The problem:
Write out the entire listing below exactly, with the pictures left out.

Information shown:
● ● ● ●

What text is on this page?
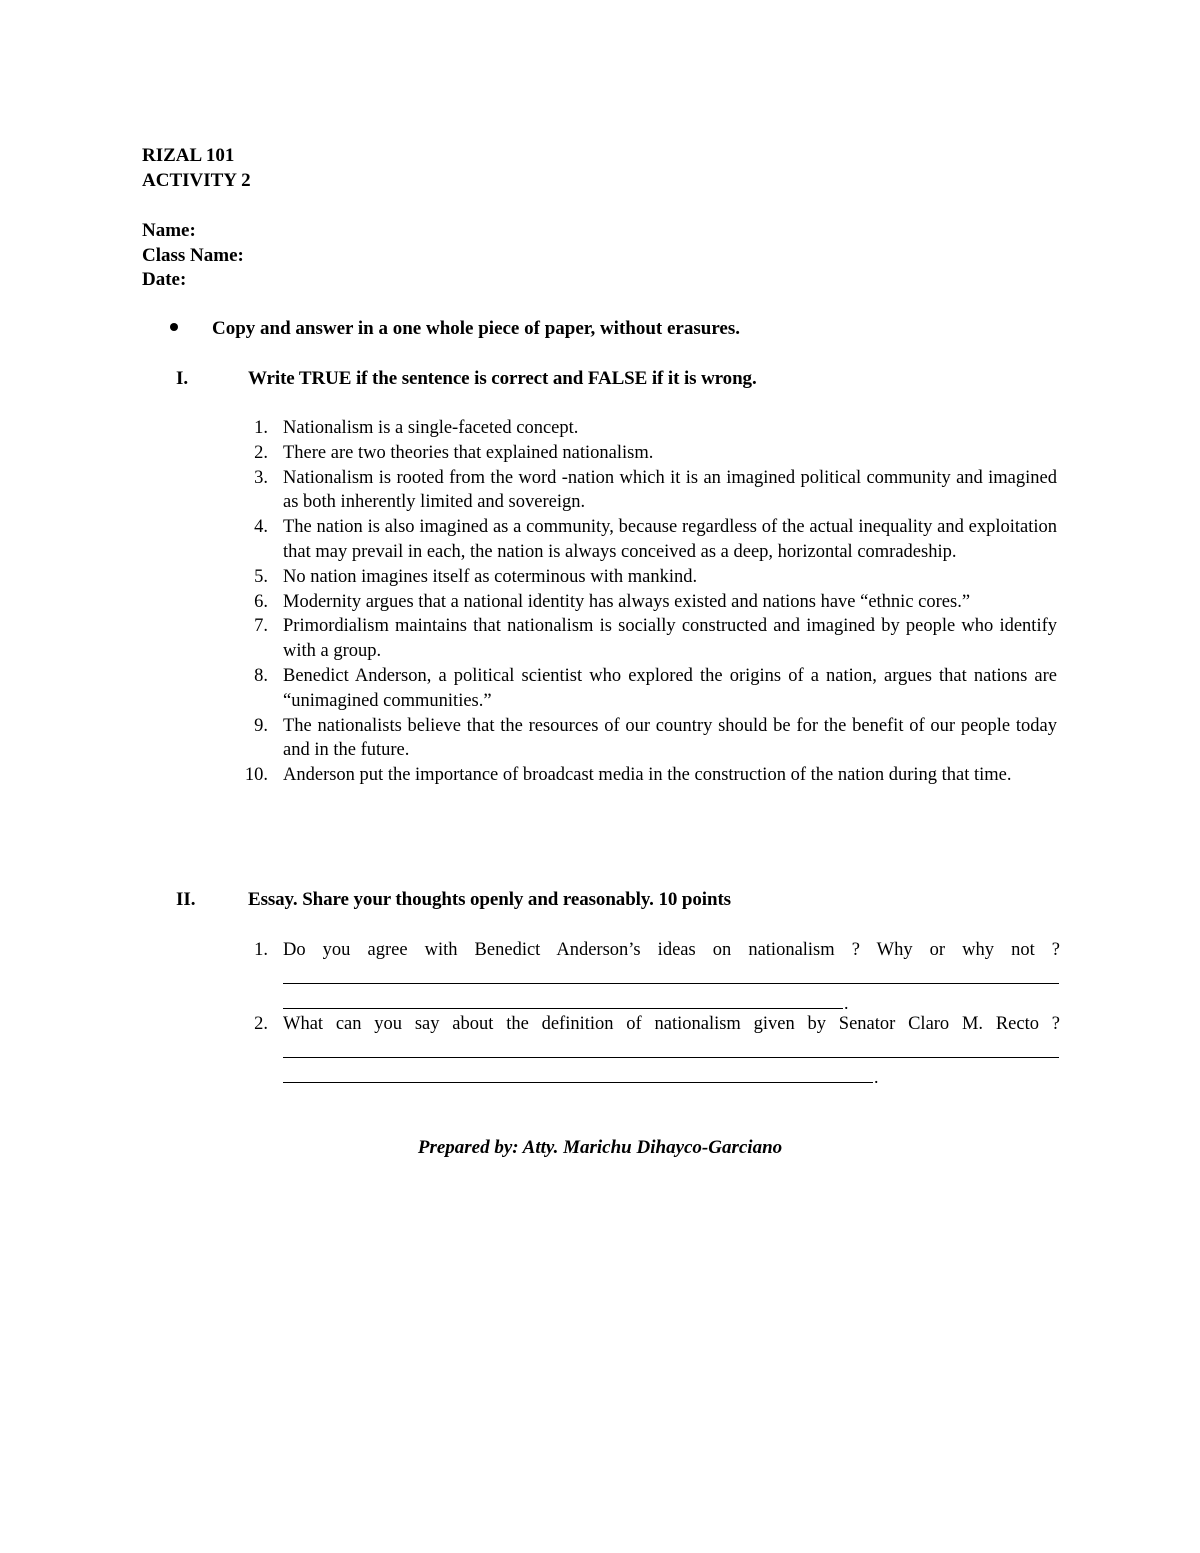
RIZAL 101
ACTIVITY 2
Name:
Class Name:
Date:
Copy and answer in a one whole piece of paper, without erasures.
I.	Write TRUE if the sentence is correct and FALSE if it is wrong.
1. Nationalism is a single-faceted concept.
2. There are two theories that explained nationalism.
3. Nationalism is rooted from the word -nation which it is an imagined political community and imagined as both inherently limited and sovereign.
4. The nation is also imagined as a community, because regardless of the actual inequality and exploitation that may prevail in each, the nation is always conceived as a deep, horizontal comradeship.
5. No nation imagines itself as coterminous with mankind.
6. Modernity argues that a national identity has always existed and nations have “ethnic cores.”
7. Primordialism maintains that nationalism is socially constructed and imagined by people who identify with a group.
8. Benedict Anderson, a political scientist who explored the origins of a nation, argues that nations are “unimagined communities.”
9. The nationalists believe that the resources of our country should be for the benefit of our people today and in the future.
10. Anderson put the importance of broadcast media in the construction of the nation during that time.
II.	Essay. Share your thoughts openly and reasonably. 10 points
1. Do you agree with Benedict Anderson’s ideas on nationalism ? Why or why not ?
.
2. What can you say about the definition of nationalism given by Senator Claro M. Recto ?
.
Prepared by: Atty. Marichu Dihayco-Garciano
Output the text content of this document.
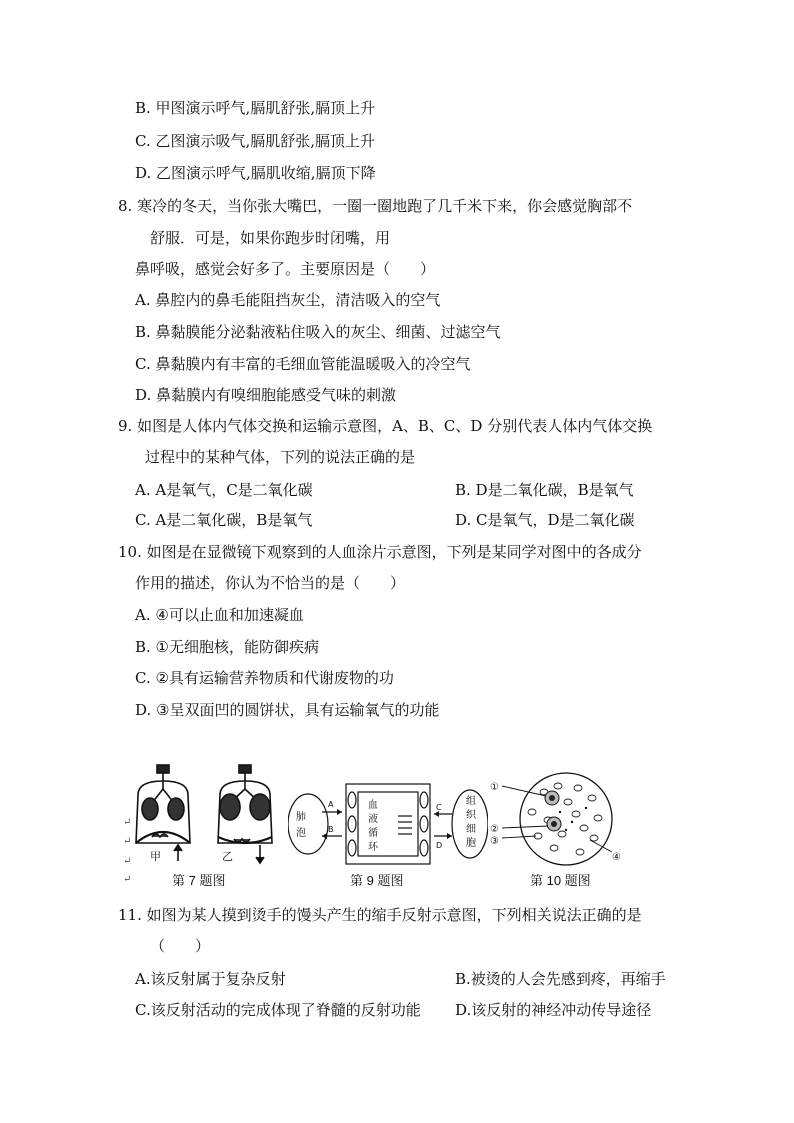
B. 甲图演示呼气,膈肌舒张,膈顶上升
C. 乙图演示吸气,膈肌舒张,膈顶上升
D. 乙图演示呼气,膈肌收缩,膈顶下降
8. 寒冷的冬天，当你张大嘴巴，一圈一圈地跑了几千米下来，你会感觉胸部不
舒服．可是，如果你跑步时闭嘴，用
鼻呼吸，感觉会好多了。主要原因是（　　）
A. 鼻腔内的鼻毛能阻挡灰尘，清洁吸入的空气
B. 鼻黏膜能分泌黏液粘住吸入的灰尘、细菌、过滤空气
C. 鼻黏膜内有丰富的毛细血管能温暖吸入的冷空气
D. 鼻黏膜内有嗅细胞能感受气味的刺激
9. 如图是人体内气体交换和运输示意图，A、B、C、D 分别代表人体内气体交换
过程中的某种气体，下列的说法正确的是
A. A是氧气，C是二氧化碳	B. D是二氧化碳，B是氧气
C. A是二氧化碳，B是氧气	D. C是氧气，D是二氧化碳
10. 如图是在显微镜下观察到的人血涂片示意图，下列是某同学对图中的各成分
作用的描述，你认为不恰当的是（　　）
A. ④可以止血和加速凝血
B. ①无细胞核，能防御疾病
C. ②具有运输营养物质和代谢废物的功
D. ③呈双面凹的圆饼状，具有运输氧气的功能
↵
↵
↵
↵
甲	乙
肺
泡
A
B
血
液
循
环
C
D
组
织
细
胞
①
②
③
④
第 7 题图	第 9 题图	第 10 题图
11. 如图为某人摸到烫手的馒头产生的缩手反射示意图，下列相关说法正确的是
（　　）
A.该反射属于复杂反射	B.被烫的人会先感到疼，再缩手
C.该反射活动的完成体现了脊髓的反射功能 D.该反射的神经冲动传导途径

● ● ● ●

Exercise response:
What text is on this page?
RIZAL 101
ACTIVITY 2
Name:
Class Name:
Date:
Copy and answer in a one whole piece of paper, without erasures.
I.	Write TRUE if the sentence is correct and FALSE if it is wrong.
1. Nationalism is a single-faceted concept.
2. There are two theories that explained nationalism.
3. Nationalism is rooted from the word -nation which it is an imagined political community and imagined as both inherently limited and sovereign.
4. The nation is also imagined as a community, because regardless of the actual inequality and exploitation that may prevail in each, the nation is always conceived as a deep, horizontal comradeship.
5. No nation imagines itself as coterminous with mankind.
6. Modernity argues that a national identity has always existed and nations have “ethnic cores.”
7. Primordialism maintains that nationalism is socially constructed and imagined by people who identify with a group.
8. Benedict Anderson, a political scientist who explored the origins of a nation, argues that nations are “unimagined communities.”
9. The nationalists believe that the resources of our country should be for the benefit of our people today and in the future.
10. Anderson put the importance of broadcast media in the construction of the nation during that time.
II.	Essay. Share your thoughts openly and reasonably. 10 points
1. Do you agree with Benedict Anderson’s ideas on nationalism ? Why or why not ?
.
2. What can you say about the definition of nationalism given by Senator Claro M. Recto ?
.
Prepared by: Atty. Marichu Dihayco-Garciano
Output the text content of this document.
B. 甲图演示呼气,膈肌舒张,膈顶上升
C. 乙图演示吸气,膈肌舒张,膈顶上升
D. 乙图演示呼气,膈肌收缩,膈顶下降
8. 寒冷的冬天，当你张大嘴巴，一圈一圈地跑了几千米下来，你会感觉胸部不
舒服．可是，如果你跑步时闭嘴，用
鼻呼吸，感觉会好多了。主要原因是（　　）
A. 鼻腔内的鼻毛能阻挡灰尘，清洁吸入的空气
B. 鼻黏膜能分泌黏液粘住吸入的灰尘、细菌、过滤空气
C. 鼻黏膜内有丰富的毛细血管能温暖吸入的冷空气
D. 鼻黏膜内有嗅细胞能感受气味的刺激
9. 如图是人体内气体交换和运输示意图，A、B、C、D 分别代表人体内气体交换
过程中的某种气体，下列的说法正确的是
A. A是氧气，C是二氧化碳	B. D是二氧化碳，B是氧气
C. A是二氧化碳，B是氧气	D. C是氧气，D是二氧化碳
10. 如图是在显微镜下观察到的人血涂片示意图，下列是某同学对图中的各成分
作用的描述，你认为不恰当的是（　　）
A. ④可以止血和加速凝血
B. ①无细胞核，能防御疾病
C. ②具有运输营养物质和代谢废物的功
D. ③呈双面凹的圆饼状，具有运输氧气的功能
↵
↵
↵
↵
甲	乙
肺
泡
A
B
血
液
循
环
C
D
组
织
细
胞
①
②
③
④
第 7 题图	第 9 题图	第 10 题图
11. 如图为某人摸到烫手的馒头产生的缩手反射示意图，下列相关说法正确的是
（　　）
A.该反射属于复杂反射	B.被烫的人会先感到疼，再缩手
C.该反射活动的完成体现了脊髓的反射功能 D.该反射的神经冲动传导途径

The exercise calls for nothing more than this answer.